» **Written tasks**:
1/ According to the article on satellite connectors, the move away from analogue processing reduces the mass of which items? List every one.
2/ Reproduce word for word the passage of the article on satellite connectors from "Rectangular or circular" up to and including "on the board(s).".
[Begin Excerpted passage]
Decades of space vehicle investments are helping to support new satellite programmes which are both government-sponsored and privately funded, while commercial organisations and individuals are taking satellite technology and applications in a variety of directions.
These private endeavours are adding even more excitement to space exploration as some now have profit-based dimensions, while others are helping individuals achieve personal success goals.
Components for new satellite systems are frequently taken from devices that have already been tested and are made from the same materials and underwent the same processing.
This drastically reduces the period till launch and almost negates the chances of failures. In order to improve the quality and speed of digital signal processing, storage, and retrieval, a newer complementary metal–oxide–semiconductor (CMOS) technology has been developed.
The rules for current satellites have had to be rewritten by the move away from analogue processing. Newer chips have higher digital signal rates that can reach gigabit/second levels while requiring lower voltages and less current flow. There is also a reduction in the mass of the power supply, the processor boards, the cables, and the connectors.
Analogue to digital
Early satellites had big, heavy connectors. As they evolved, they began to reduce in size and, increasingly, micro-sized connectors and cables routing signals on 26-gauge wires in place of the more traditional D-sub connectors with pin spacing of 100mils were being used. More interconnections now use Nano-D connectors, which are 20% of the size and weight of earlier systems and use a pin-to-pin spacing of 25mils.
The reduction in mass and weight goes even further than that. The number and density of circuits made accessible to the satellite designer by choosing nano-connectors with 30-gauge wiring enable many more architectural functions to be accommodated within a single spacecraft. This dramatically raises the value and payback.
Satellites are rapidly adopting more electronic architecture, features, and services as a result of the digital revolution. Multifunctional modules with electronic flexibility that boost the contributions of each satellite deployed by combining features of older subsystems can be created.
To manage and route interconnected signals from higher-speed switching fabrics and quadruple the functional capacity of previously single-purpose elements, more onboard bus systems are being investigated.
Enter hybrid connectors
Mass and weight are greatly reduced by cramming numerous high-density processing boards that operate on their own backplanes. By working with VPX (a set of standards for connecting components in a computer) providers, satellite designers can greatly increase the effectiveness of their devices.
Utilising previously tested connector components, hybrid connector designs can quickly adapt to changing pin counts and power supply requirements.
Many businesses have circular and rectangular connection shells on hand or have them mechanically produced when needed.
New designs can be quickly transferred using reliable work models and delivered straight to the satellite designer for review. Changes are also being made to how RF (radio frequency) is used.
Rectangular or circular
According to Scott Unzen, Marketing & Market Development at Omnetics, “rectangular connectors generally comply with industry-standard design and tend to be used when one side of the connector is going to be mounted on a PC board or on a flex circuit due to simplifying the layout of the trace lines on the board(s).
“There are occasions that the rectangular design needs to be changed to a circular design such as when: the connector needs to be environmentally sealed, attached to a sensor or when a wire-harness/cable assembly needs to be feed through an assembled section; in these instances circular connectors are a better solution”, he added.
[End Excerpted passage]
[Begin Stored records]
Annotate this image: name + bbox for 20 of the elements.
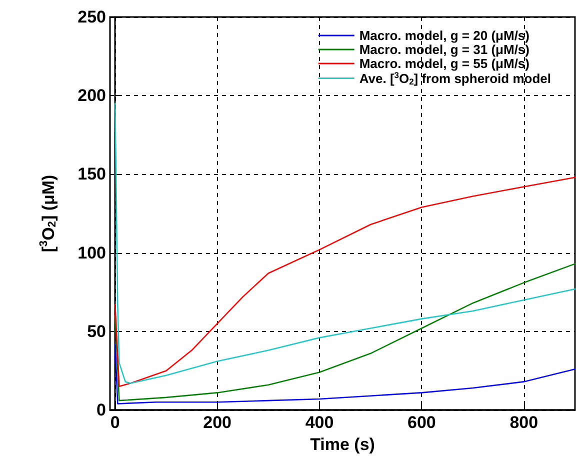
- y-tick-label: 150: [78, 164, 106, 184]
- x-tick-label: 600: [408, 413, 436, 432]
- legend-label: Macro. model, g = 20 (μM/s): [359, 28, 530, 43]
- y-tick-label: 250: [78, 8, 106, 26]
- line-series: [114, 102, 576, 384]
- line-series: [114, 176, 576, 388]
- y-tick-label: 0: [96, 400, 106, 420]
- y-tick-label: 200: [78, 86, 106, 106]
- line-series: [114, 263, 576, 402]
- x-tick-label: 200: [203, 413, 232, 432]
- x-tick-label: 400: [305, 413, 334, 432]
- line-series: [114, 343, 576, 404]
- x-tick-label: 800: [510, 413, 538, 432]
- x-axis-title: Time (s): [310, 434, 375, 454]
- y-axis-title: [3O2] (μM): [38, 174, 58, 252]
- y-tick-label: 50: [87, 322, 106, 341]
- y-tick-label: 100: [78, 243, 106, 262]
- legend-label: Macro. model, g = 55 (μM/s): [359, 56, 530, 71]
- x-tick-label: 0: [110, 413, 120, 432]
- legend-label: Macro. model, g = 31 (μM/s): [359, 42, 530, 57]
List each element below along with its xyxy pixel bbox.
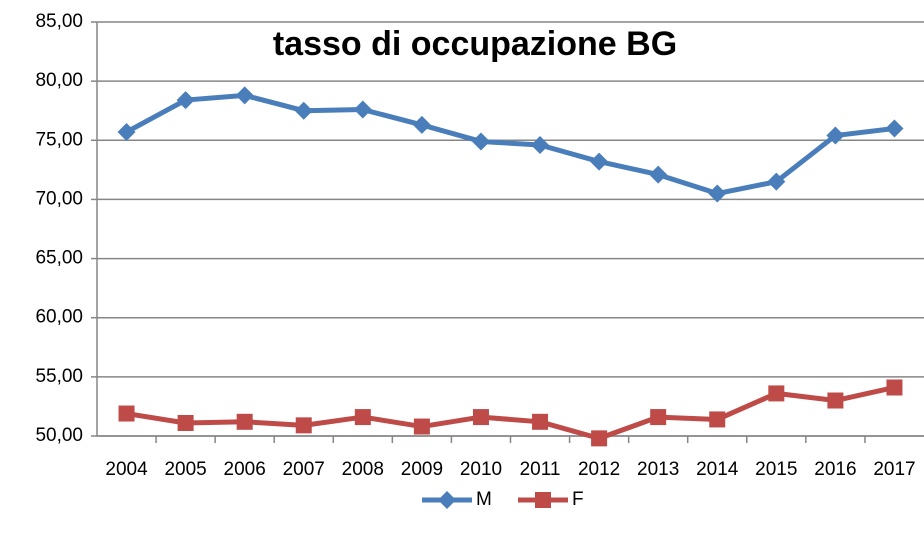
x-tick-label: 2005 — [164, 459, 206, 480]
point-marker — [709, 411, 726, 428]
series-line — [126, 385, 896, 441]
y-tick-label: 55,00 — [35, 366, 83, 387]
point-marker — [768, 385, 785, 402]
legend-marker — [535, 492, 551, 508]
x-tick-label: 2004 — [105, 459, 148, 480]
point-marker — [412, 115, 431, 134]
y-tick-label: 75,00 — [35, 129, 83, 150]
point-marker — [118, 405, 135, 422]
point-marker — [532, 413, 549, 430]
x-tick-label: 2008 — [342, 459, 384, 480]
point-marker — [591, 430, 608, 447]
y-tick-label: 60,00 — [35, 307, 83, 328]
point-marker — [827, 392, 844, 409]
x-tick-label: 2013 — [637, 459, 679, 480]
legend-label: M — [476, 489, 492, 510]
point-marker — [767, 172, 786, 191]
point-marker — [708, 184, 727, 203]
point-marker — [531, 136, 550, 155]
x-tick-label: 2017 — [873, 459, 915, 480]
point-marker — [294, 101, 313, 120]
point-marker — [177, 414, 194, 431]
legend-marker — [438, 491, 456, 509]
legend-label: F — [572, 489, 584, 510]
series-line — [125, 92, 895, 197]
x-tick-label: 2006 — [224, 459, 266, 480]
point-marker — [354, 409, 371, 426]
point-marker — [885, 119, 904, 138]
x-tick-label: 2009 — [401, 459, 443, 480]
point-marker — [649, 165, 668, 184]
y-tick-label: 85,00 — [35, 11, 83, 32]
x-tick-label: 2015 — [755, 459, 797, 480]
x-tick-label: 2007 — [283, 459, 325, 480]
point-marker — [176, 91, 195, 110]
y-tick-label: 80,00 — [35, 70, 83, 91]
point-marker — [235, 86, 254, 105]
chart-title: tasso di occupazione BG — [273, 25, 677, 63]
point-marker — [117, 123, 136, 142]
point-marker — [353, 100, 372, 119]
x-tick-label: 2011 — [520, 459, 561, 480]
point-marker — [472, 409, 489, 426]
x-tick-label: 2016 — [814, 459, 856, 480]
x-tick-label: 2014 — [696, 459, 739, 480]
point-marker — [413, 418, 430, 435]
x-tick-label: 2012 — [578, 459, 620, 480]
y-tick-label: 50,00 — [35, 425, 83, 446]
point-marker — [650, 409, 667, 426]
point-marker — [471, 132, 490, 151]
point-marker — [295, 417, 312, 434]
x-tick-label: 2010 — [460, 459, 502, 480]
point-marker — [826, 126, 845, 145]
point-marker — [590, 152, 609, 171]
point-marker — [886, 379, 903, 396]
y-tick-label: 65,00 — [35, 248, 83, 269]
point-marker — [236, 413, 253, 430]
y-tick-label: 70,00 — [35, 188, 83, 209]
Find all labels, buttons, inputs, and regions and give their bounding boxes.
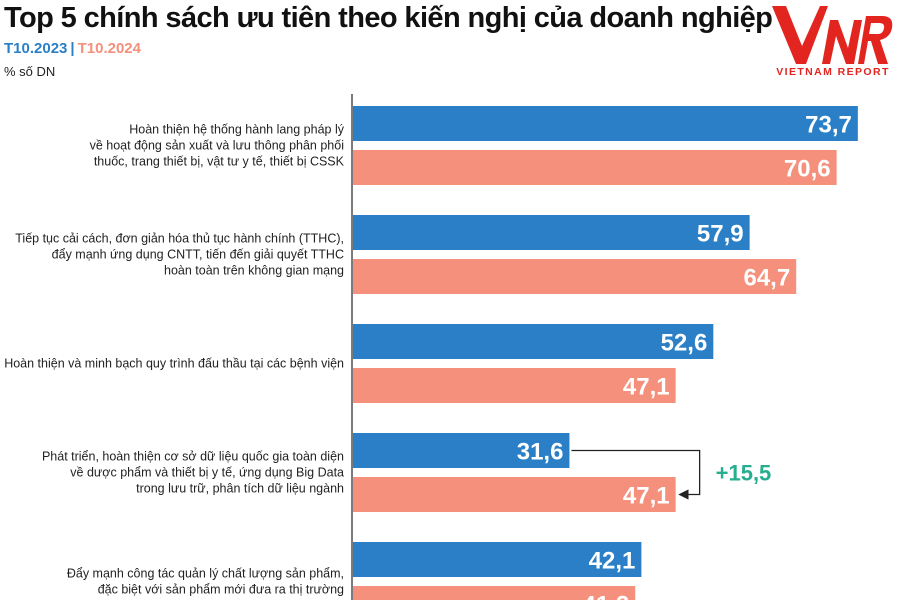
value-label: 47,1 (623, 374, 670, 401)
bar-T10.2023-2 (353, 215, 750, 250)
category-label: thuốc, trang thiết bị, vật tư y tế, thiế… (94, 155, 345, 169)
category-label: hoàn toàn trên không gian mạng (164, 264, 344, 278)
category-label: Phát triển, hoàn thiện cơ sở dữ liệu quố… (42, 450, 344, 464)
category-label: đặc biệt với sản phẩm mới đưa ra thị trư… (98, 583, 344, 597)
bar-T10.2024-5 (353, 586, 636, 600)
bar-T10.2024-4 (353, 477, 676, 512)
category-label: Hoàn thiện và minh bạch quy trình đấu th… (4, 357, 344, 371)
value-label: 52,6 (661, 330, 708, 357)
logo-text: VIETNAM REPORT (776, 66, 890, 78)
vietnam-report-logo: VIETNAM REPORT (762, 0, 900, 82)
category-label: Tiếp tục cải cách, đơn giản hóa thủ tục … (15, 232, 344, 246)
category-label: về dược phẩm và thiết bị y tế, ứng dụng … (70, 466, 344, 480)
value-label: 57,9 (697, 221, 744, 248)
value-label: 42,1 (589, 548, 636, 575)
difference-label: +15,5 (716, 461, 772, 486)
chart-title: Top 5 chính sách ưu tiên theo kiến nghị … (4, 2, 773, 34)
bar-T10.2023-5 (353, 542, 642, 577)
difference-arrow (571, 449, 701, 500)
bar-T10.2024-3 (353, 368, 676, 403)
category-label: trong lưu trữ, phân tích dữ liệu ngành (136, 482, 344, 496)
category-label: Hoàn thiện hệ thống hành lang pháp lý (129, 123, 345, 137)
value-label: 73,7 (805, 112, 852, 139)
category-label: về hoạt động sản xuất và lưu thông phân … (90, 139, 344, 153)
category-label: đẩy mạnh ứng dụng CNTT, tiến đến giải qu… (52, 248, 344, 262)
value-label: 31,6 (517, 439, 564, 466)
bar-T10.2024-2 (353, 259, 797, 294)
value-label: 41,2 (583, 592, 630, 600)
legend-series-2024: T10.2024 (77, 40, 141, 57)
bar-T10.2023-4 (353, 433, 570, 468)
legend-separator: | (70, 40, 75, 57)
category-label: Đẩy mạnh công tác quản lý chất lượng sản… (67, 567, 344, 581)
unit-label: % số DN (4, 64, 56, 79)
bar-T10.2023-3 (353, 324, 714, 359)
bar-T10.2024-1 (353, 150, 837, 185)
value-label: 64,7 (743, 265, 790, 292)
vnr-logo-mark (772, 6, 893, 64)
value-label: 70,6 (784, 156, 831, 183)
bar-T10.2023-1 (353, 106, 858, 141)
legend: T10.2023 | T10.2024 (4, 40, 141, 57)
legend-series-2023: T10.2023 (4, 40, 68, 57)
value-label: 47,1 (623, 483, 670, 510)
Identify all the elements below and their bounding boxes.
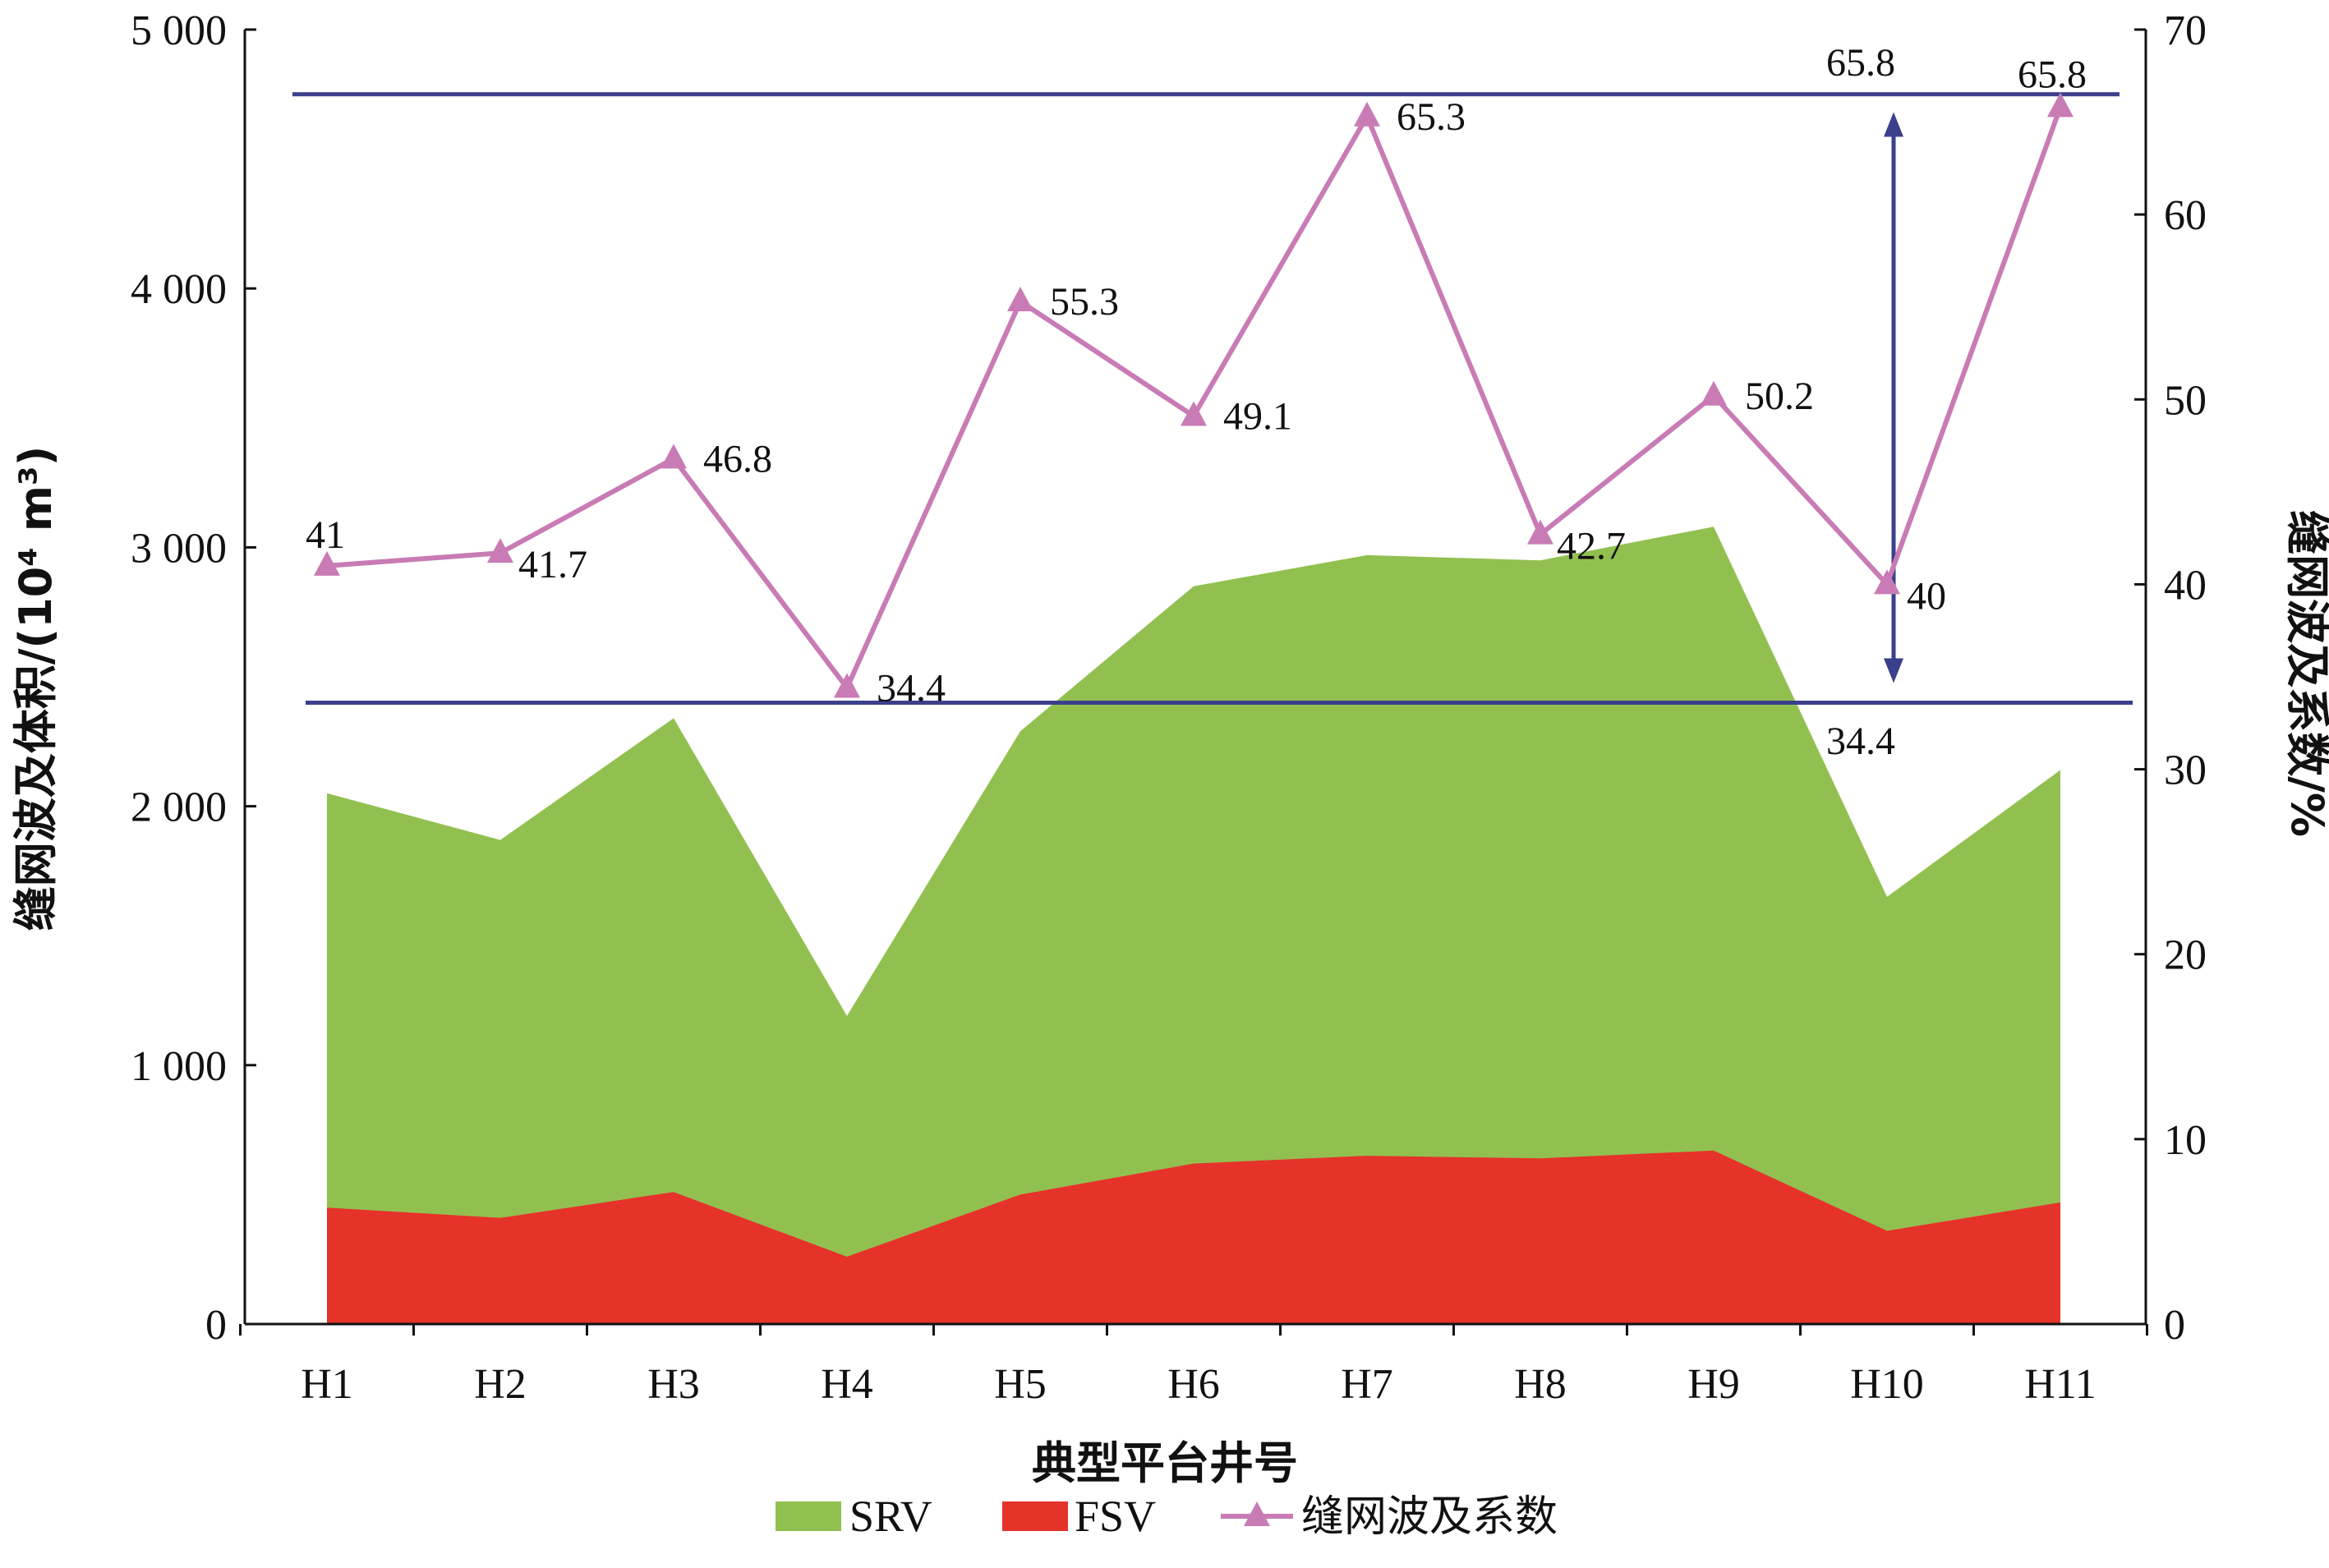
coefficient-marker bbox=[1354, 101, 1380, 126]
x-tick-label: H10 bbox=[1850, 1361, 1924, 1408]
coefficient-marker bbox=[1701, 380, 1727, 406]
y-right-tick-label: 20 bbox=[2164, 932, 2207, 979]
y-left-tick-label: 0 bbox=[205, 1302, 227, 1349]
axes-layer bbox=[239, 28, 2148, 1336]
y-left-tick-label: 4 000 bbox=[131, 266, 227, 313]
y-left-tick-label: 1 000 bbox=[131, 1043, 227, 1090]
coefficient-data-label: 42.7 bbox=[1557, 525, 1626, 568]
y-axis-left-title: 缝网波及体积/(10⁴ m³) bbox=[10, 446, 62, 931]
y-right-tick-label: 60 bbox=[2164, 192, 2207, 239]
coefficient-line-layer bbox=[314, 92, 2074, 698]
x-tick-label: H5 bbox=[994, 1361, 1047, 1408]
coefficient-marker bbox=[1527, 519, 1553, 545]
x-tick-label: H3 bbox=[647, 1361, 700, 1408]
coefficient-data-label: 50.2 bbox=[1745, 375, 1814, 418]
coefficient-marker bbox=[1007, 286, 1033, 311]
tick-labels-layer: 0 1 000 2 000 3 000 4 000 5 000 0 10 20 30 40 50 60 7… bbox=[131, 7, 2207, 1408]
areas-layer bbox=[327, 526, 2060, 1324]
annotation-label-bottom: 34.4 bbox=[1826, 720, 1895, 763]
area-fsv bbox=[327, 1150, 2060, 1324]
coefficient-data-label: 65.8 bbox=[2018, 53, 2087, 97]
x-tick-label: H8 bbox=[1514, 1361, 1567, 1408]
y-left-tick-label: 3 000 bbox=[131, 525, 227, 572]
legend-label-srv: SRV bbox=[849, 1492, 932, 1541]
coefficient-data-label: 40 bbox=[1907, 574, 1946, 618]
coefficient-marker bbox=[2047, 92, 2074, 117]
y-right-tick-label: 10 bbox=[2164, 1117, 2207, 1164]
coefficient-marker bbox=[314, 550, 340, 576]
coefficient-marker bbox=[1874, 569, 1900, 595]
y-axis-right-title: 缝网波及系数/% bbox=[2281, 510, 2329, 837]
coefficient-data-label: 41.7 bbox=[518, 543, 587, 586]
y-right-tick-label: 70 bbox=[2164, 7, 2207, 54]
y-right-tick-label: 0 bbox=[2164, 1302, 2185, 1349]
x-tick-label: H7 bbox=[1341, 1361, 1393, 1408]
coefficient-marker bbox=[1181, 401, 1207, 426]
x-tick-label: H6 bbox=[1167, 1361, 1220, 1408]
coefficient-data-label: 49.1 bbox=[1223, 395, 1292, 439]
y-left-tick-label: 5 000 bbox=[131, 7, 227, 54]
coefficient-data-label: 55.3 bbox=[1050, 280, 1119, 324]
y-left-tick-label: 2 000 bbox=[131, 784, 227, 831]
legend-label-coefficient: 缝网波及系数 bbox=[1301, 1492, 1558, 1542]
legend-swatch-srv bbox=[776, 1501, 841, 1531]
coefficient-data-label: 34.4 bbox=[877, 667, 946, 710]
x-tick-label: H1 bbox=[301, 1361, 353, 1408]
coefficient-marker bbox=[487, 538, 513, 563]
x-tick-label: H9 bbox=[1687, 1361, 1740, 1408]
coefficient-data-label: 65.3 bbox=[1397, 95, 1466, 139]
y-right-tick-label: 50 bbox=[2164, 377, 2207, 424]
data-labels-layer: 65.8 34.4 41 41.7 46.8 34.4 55.3 49.1 65.3 42.7 50… bbox=[306, 41, 2087, 763]
legend: SRV FSV 缝网波及系数 bbox=[776, 1492, 1558, 1542]
annotation-label-top: 65.8 bbox=[1826, 41, 1895, 85]
range-arrow-head-bottom bbox=[1884, 658, 1903, 683]
area-srv bbox=[327, 526, 2060, 1324]
coefficient-data-label: 41 bbox=[306, 513, 345, 557]
y-right-tick-label: 30 bbox=[2164, 747, 2207, 794]
x-tick-label: H11 bbox=[2024, 1361, 2097, 1408]
coefficient-marker bbox=[834, 673, 860, 698]
reference-lines-layer bbox=[292, 92, 2133, 706]
legend-label-fsv: FSV bbox=[1075, 1492, 1156, 1541]
coefficient-data-label: 46.8 bbox=[703, 437, 772, 481]
x-tick-label: H2 bbox=[474, 1361, 527, 1408]
y-right-tick-label: 40 bbox=[2164, 562, 2207, 609]
legend-marker-coefficient bbox=[1244, 1501, 1270, 1526]
range-arrow-head-top bbox=[1884, 112, 1903, 137]
x-tick-label: H4 bbox=[821, 1361, 873, 1408]
legend-swatch-fsv bbox=[1002, 1501, 1068, 1531]
x-axis-title: 典型平台井号 bbox=[1032, 1437, 1298, 1489]
coefficient-marker bbox=[660, 444, 687, 469]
[End Stored records]
» **Task results**:
1/
- The power supply
- The processor boards
- The cables
- The connectors

2/
Rectangular or circular
According to Scott Unzen, Marketing & Market Development at Omnetics, “rectangular connectors generally comply with industry-standard design and tend to be used when one side of the connector is going to be mounted on a PC board or on a flex circuit due to simplifying the layout of the trace lines on the board(s).